— start DATA FOR THIS EXERCISE —
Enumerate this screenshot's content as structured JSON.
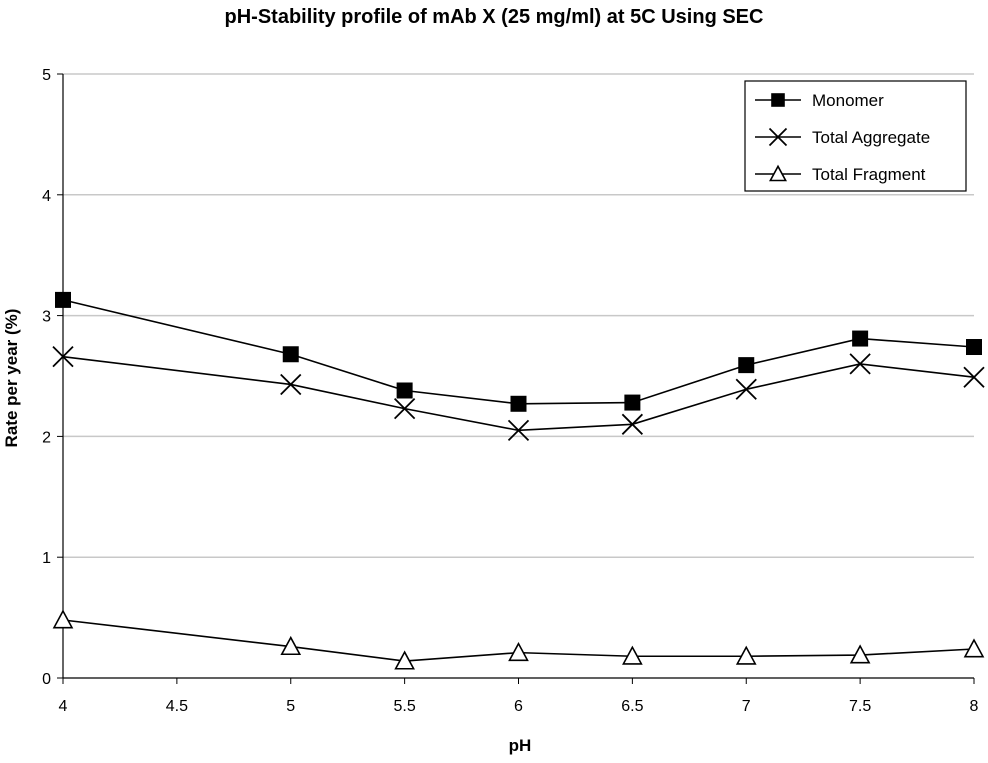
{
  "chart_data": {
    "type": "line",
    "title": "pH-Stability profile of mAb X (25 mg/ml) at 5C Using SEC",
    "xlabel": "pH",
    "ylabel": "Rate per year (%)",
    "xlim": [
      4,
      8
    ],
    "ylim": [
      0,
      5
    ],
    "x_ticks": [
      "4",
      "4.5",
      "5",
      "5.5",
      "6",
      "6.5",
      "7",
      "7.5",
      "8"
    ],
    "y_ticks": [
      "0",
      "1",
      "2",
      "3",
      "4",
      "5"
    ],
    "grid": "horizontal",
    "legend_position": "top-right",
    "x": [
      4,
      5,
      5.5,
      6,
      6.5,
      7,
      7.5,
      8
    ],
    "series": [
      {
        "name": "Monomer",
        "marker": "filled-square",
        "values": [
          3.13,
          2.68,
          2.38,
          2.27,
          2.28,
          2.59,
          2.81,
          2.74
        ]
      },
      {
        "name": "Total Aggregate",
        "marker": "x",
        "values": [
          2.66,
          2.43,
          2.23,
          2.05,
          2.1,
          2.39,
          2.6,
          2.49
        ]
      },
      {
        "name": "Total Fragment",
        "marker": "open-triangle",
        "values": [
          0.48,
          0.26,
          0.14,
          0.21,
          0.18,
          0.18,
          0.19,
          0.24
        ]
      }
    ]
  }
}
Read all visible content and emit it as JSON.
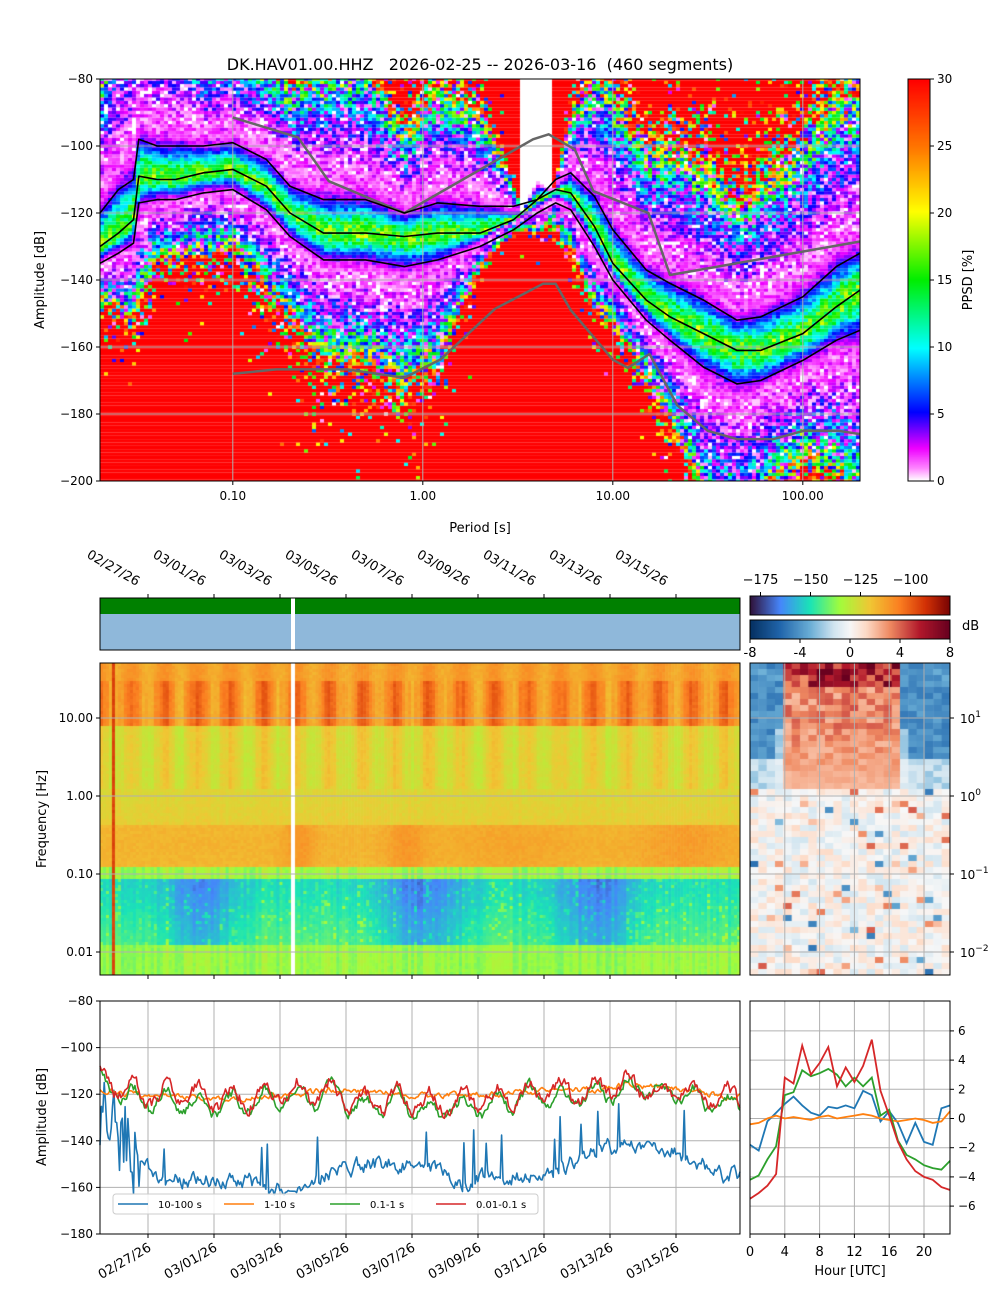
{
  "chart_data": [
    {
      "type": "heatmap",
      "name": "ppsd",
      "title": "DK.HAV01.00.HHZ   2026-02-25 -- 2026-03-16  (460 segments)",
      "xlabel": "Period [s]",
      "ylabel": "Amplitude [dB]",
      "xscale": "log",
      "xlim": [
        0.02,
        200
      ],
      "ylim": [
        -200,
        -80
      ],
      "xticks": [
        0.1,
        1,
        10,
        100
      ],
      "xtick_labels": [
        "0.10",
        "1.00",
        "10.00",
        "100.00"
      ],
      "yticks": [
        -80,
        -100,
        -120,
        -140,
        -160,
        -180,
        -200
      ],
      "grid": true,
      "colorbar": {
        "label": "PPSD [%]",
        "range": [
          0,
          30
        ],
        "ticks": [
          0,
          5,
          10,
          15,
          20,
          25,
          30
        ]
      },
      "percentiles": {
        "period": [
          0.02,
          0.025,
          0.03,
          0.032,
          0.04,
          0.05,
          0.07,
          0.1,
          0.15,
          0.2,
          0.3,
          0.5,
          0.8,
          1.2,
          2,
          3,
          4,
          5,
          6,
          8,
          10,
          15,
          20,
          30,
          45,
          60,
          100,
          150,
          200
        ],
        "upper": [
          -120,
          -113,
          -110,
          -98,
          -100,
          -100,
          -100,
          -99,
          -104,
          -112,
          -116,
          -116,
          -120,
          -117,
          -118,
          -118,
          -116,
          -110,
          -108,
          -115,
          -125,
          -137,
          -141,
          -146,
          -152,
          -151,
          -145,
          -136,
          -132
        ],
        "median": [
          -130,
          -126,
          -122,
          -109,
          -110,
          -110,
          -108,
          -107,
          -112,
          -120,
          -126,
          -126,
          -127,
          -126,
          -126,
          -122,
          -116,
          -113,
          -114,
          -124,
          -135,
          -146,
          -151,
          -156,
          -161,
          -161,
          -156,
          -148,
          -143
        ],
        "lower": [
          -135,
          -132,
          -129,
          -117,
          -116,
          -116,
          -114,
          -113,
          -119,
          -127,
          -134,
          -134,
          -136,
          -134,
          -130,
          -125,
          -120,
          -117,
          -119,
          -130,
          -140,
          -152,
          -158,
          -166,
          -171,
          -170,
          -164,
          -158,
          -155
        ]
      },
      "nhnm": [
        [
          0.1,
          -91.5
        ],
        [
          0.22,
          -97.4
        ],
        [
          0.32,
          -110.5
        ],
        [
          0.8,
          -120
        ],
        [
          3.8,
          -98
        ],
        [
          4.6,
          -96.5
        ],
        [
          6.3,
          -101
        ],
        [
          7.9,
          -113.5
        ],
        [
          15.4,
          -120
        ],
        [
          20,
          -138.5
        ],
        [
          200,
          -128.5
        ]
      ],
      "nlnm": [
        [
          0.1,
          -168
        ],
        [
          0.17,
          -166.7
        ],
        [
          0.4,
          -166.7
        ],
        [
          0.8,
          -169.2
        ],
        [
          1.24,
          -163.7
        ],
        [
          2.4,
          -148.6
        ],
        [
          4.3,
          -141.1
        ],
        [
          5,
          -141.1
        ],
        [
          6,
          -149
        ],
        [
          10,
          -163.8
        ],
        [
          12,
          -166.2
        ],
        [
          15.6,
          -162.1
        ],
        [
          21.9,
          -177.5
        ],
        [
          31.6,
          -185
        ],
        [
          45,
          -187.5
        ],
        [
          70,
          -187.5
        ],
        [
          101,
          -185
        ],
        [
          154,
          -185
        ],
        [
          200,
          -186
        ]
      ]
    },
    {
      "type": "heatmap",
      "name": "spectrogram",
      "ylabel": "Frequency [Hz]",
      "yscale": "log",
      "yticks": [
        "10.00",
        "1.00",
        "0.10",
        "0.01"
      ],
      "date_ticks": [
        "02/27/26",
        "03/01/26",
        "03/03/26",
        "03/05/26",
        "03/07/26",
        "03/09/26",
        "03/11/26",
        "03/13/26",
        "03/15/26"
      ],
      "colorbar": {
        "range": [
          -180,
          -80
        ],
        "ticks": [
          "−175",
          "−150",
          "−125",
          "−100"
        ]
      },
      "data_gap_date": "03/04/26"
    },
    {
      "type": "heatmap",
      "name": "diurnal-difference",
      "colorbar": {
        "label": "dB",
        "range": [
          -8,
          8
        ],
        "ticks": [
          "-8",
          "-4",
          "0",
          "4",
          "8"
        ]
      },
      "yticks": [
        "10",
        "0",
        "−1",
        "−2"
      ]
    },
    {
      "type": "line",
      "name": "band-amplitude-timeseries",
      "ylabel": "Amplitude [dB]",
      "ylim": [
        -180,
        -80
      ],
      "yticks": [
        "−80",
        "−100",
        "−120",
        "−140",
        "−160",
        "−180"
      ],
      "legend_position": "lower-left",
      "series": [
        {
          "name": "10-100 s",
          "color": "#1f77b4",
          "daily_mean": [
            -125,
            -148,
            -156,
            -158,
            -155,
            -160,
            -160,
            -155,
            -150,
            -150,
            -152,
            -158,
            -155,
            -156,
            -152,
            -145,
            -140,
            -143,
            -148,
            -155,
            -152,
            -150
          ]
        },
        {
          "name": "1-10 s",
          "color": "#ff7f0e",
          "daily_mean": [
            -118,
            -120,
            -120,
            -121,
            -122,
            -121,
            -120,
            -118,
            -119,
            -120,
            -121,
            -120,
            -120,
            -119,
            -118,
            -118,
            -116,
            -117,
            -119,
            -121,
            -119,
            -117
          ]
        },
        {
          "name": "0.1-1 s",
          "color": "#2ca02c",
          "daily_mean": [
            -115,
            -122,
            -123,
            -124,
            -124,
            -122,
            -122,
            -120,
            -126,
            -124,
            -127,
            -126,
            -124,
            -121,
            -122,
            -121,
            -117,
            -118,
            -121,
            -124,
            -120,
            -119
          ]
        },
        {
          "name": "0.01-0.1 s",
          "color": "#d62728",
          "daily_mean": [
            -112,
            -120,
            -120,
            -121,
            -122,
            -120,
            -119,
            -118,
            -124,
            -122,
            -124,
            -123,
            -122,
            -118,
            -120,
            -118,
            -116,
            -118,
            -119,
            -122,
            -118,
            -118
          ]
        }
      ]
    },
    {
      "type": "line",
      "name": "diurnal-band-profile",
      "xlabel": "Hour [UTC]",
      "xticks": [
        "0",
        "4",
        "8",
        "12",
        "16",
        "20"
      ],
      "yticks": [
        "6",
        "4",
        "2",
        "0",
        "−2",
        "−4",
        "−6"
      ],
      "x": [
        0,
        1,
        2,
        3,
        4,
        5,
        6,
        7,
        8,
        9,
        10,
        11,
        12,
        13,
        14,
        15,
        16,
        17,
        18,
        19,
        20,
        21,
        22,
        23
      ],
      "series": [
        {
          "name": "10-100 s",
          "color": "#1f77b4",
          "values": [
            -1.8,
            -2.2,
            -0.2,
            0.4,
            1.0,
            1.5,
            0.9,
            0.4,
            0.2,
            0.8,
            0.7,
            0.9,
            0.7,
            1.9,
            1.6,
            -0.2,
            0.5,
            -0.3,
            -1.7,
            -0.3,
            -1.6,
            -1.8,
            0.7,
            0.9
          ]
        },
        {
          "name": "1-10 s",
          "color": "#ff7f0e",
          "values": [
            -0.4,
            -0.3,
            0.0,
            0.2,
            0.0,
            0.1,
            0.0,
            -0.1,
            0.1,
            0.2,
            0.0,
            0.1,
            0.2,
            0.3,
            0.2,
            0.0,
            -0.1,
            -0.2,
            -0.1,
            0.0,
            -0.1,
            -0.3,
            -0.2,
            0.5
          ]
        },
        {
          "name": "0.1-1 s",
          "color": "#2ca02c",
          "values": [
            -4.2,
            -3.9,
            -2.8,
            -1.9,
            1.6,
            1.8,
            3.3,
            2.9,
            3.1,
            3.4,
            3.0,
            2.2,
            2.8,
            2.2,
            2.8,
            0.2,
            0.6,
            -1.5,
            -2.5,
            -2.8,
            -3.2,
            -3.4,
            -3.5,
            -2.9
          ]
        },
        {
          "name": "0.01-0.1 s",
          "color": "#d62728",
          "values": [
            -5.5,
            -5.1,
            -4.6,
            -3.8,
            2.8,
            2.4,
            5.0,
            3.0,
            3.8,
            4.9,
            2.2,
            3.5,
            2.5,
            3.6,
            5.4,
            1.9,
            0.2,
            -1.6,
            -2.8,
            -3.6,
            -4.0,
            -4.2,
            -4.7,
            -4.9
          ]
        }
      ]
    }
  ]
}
— end DATA FOR THIS EXERCISE —
From the listing above, copy every line that holds the string "marker".

        "marker": "filled-square",
        "marker": "x",
        "marker": "open-triangle",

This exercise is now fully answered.